--- PROVIDED INFORMATION ---

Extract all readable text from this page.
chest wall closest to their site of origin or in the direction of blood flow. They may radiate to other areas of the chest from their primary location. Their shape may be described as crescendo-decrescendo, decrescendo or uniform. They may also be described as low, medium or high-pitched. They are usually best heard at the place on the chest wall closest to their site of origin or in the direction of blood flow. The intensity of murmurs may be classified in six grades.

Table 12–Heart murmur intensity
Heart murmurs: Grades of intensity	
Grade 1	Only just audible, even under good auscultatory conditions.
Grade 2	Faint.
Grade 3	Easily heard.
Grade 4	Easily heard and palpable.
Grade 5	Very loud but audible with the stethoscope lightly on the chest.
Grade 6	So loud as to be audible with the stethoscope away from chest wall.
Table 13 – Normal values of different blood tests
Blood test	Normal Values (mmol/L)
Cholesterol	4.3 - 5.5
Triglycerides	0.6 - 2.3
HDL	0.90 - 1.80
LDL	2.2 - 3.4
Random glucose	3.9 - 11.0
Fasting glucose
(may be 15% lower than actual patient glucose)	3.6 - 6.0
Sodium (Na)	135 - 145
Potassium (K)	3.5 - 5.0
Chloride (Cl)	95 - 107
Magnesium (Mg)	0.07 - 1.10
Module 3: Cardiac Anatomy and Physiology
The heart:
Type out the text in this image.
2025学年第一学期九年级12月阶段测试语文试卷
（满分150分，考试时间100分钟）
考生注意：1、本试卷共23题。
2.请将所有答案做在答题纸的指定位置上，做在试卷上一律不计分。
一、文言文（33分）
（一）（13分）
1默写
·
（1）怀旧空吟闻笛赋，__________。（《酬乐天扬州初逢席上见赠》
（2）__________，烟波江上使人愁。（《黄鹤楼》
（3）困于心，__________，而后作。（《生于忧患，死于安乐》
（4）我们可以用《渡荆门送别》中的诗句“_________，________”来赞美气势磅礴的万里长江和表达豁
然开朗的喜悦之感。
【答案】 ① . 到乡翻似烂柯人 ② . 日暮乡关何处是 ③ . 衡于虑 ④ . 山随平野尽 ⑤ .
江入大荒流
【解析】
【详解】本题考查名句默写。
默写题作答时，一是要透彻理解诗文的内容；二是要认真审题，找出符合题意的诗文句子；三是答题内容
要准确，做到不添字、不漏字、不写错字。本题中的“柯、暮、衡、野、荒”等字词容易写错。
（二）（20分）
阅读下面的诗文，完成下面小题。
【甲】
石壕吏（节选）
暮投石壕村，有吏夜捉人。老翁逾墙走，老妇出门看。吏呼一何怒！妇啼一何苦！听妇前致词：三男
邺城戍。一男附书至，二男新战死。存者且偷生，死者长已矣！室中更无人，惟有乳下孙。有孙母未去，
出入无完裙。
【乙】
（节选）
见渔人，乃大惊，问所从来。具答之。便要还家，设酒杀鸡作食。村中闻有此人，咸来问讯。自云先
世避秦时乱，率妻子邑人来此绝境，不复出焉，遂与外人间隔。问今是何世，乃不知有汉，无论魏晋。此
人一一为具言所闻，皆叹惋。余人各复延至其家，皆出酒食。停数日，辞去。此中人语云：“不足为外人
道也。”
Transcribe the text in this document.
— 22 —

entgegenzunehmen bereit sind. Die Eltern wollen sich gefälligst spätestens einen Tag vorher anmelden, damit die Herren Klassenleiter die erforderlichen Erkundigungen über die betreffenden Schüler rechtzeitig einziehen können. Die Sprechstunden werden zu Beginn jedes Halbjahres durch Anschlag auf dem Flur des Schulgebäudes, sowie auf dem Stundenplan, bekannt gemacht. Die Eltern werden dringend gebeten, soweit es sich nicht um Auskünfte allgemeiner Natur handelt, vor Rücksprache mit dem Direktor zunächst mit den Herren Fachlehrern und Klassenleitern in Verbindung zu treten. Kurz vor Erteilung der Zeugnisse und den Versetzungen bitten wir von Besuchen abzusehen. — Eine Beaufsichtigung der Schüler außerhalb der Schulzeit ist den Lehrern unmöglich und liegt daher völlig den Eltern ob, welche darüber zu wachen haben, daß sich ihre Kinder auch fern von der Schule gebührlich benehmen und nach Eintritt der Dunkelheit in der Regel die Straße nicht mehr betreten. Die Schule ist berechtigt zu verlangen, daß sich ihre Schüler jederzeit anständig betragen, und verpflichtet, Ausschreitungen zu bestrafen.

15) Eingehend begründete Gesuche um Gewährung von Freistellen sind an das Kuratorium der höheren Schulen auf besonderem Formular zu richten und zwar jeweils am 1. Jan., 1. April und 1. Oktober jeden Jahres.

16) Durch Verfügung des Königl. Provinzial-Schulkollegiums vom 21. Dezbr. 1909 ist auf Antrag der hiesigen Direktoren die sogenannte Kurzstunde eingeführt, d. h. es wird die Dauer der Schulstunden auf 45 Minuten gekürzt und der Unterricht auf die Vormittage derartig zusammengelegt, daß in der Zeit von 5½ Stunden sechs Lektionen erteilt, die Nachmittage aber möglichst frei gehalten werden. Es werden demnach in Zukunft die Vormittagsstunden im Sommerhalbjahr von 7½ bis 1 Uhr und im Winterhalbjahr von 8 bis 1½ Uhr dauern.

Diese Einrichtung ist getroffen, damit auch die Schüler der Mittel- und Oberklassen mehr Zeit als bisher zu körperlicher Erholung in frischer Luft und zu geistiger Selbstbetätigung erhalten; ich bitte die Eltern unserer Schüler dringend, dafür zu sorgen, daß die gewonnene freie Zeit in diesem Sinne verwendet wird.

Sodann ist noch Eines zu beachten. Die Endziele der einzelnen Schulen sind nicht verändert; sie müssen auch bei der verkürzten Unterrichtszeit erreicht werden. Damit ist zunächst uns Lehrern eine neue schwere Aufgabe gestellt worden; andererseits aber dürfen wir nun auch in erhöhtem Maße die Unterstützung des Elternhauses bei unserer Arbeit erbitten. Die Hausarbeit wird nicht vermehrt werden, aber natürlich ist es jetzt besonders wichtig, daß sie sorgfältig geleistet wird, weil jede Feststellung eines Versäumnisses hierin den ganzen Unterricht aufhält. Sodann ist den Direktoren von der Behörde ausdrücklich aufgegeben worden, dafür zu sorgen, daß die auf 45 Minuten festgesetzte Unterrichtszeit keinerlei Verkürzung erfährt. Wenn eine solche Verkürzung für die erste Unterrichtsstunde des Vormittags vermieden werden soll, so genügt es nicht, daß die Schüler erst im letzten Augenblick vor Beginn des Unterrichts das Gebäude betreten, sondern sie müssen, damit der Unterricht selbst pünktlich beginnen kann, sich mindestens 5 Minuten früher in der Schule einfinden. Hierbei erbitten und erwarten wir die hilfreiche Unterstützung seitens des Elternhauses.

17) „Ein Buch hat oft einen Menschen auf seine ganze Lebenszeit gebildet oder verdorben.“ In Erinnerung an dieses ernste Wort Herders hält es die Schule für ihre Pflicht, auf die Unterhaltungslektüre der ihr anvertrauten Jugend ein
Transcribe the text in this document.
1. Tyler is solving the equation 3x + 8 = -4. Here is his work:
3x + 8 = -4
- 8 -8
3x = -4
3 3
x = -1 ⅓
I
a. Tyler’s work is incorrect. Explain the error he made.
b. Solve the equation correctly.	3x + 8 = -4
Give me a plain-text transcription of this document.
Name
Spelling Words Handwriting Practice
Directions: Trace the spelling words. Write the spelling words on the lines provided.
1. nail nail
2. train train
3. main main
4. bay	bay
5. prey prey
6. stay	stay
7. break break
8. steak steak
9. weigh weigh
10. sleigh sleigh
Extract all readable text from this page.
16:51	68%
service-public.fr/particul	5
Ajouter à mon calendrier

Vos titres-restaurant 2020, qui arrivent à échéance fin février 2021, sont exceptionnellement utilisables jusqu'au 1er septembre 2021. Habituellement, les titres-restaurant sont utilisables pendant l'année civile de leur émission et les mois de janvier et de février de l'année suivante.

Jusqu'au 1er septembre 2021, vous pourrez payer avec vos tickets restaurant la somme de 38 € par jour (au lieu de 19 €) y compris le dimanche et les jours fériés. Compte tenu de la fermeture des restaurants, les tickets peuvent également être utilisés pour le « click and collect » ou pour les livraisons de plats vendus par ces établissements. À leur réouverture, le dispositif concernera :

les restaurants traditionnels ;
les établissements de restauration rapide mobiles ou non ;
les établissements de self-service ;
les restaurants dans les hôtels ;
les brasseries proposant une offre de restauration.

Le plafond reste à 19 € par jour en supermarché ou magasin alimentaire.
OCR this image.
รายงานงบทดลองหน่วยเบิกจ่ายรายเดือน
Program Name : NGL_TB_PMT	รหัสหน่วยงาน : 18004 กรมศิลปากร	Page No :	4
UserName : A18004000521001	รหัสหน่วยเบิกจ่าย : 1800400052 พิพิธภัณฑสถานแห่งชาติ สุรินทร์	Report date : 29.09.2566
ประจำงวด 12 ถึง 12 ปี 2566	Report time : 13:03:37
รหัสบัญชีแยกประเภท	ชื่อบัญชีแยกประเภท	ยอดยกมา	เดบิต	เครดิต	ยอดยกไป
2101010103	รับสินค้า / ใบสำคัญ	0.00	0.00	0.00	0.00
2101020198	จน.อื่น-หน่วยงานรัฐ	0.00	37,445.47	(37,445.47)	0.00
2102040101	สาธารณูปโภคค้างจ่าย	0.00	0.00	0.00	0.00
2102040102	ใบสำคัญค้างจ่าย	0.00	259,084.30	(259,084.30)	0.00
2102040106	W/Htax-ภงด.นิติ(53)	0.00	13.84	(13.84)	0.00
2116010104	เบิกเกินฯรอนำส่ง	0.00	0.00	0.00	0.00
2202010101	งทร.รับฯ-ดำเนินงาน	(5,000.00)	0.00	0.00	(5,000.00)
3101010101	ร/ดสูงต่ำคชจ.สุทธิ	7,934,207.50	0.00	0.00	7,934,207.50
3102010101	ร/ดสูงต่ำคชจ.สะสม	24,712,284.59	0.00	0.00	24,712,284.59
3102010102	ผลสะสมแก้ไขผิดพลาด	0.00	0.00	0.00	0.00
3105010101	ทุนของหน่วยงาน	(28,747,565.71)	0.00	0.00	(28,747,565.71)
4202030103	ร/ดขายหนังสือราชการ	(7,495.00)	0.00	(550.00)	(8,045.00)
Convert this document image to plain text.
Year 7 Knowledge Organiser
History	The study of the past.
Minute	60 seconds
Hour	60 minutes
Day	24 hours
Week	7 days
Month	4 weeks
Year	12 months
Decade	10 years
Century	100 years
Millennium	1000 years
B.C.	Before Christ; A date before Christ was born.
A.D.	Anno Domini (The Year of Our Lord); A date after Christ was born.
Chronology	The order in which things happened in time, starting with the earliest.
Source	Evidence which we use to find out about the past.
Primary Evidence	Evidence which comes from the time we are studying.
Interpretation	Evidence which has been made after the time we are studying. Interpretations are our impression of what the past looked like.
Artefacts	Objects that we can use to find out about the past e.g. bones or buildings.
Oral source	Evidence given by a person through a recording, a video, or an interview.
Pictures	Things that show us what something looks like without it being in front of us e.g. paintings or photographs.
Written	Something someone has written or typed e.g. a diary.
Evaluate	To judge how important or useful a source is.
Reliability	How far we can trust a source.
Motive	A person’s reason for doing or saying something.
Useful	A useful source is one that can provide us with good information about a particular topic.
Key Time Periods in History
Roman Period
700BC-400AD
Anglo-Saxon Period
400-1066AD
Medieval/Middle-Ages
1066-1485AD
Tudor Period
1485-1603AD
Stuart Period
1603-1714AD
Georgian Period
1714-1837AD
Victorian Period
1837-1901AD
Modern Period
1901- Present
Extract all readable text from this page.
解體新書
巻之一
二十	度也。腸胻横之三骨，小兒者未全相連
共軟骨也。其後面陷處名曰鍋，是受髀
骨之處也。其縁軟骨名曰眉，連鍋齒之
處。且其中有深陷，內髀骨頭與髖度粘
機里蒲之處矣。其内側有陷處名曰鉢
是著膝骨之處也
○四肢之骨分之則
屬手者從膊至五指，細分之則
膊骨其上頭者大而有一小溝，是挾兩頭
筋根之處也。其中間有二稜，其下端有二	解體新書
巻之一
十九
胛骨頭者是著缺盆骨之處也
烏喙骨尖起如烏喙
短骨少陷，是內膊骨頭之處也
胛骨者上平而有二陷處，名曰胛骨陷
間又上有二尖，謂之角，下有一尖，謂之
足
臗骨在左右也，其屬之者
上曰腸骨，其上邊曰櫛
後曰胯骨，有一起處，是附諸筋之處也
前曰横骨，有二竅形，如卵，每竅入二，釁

---

* **GIVEN EXERCISE**:
Select every line of the records holding the string "after".

* **FINAL ANSWER**:
A.D.	Anno Domini (The Year of Our Lord); A date after Christ was born.
Interpretation	Evidence which has been made after the time we are studying. Interpretations are our impression of what the past looked like.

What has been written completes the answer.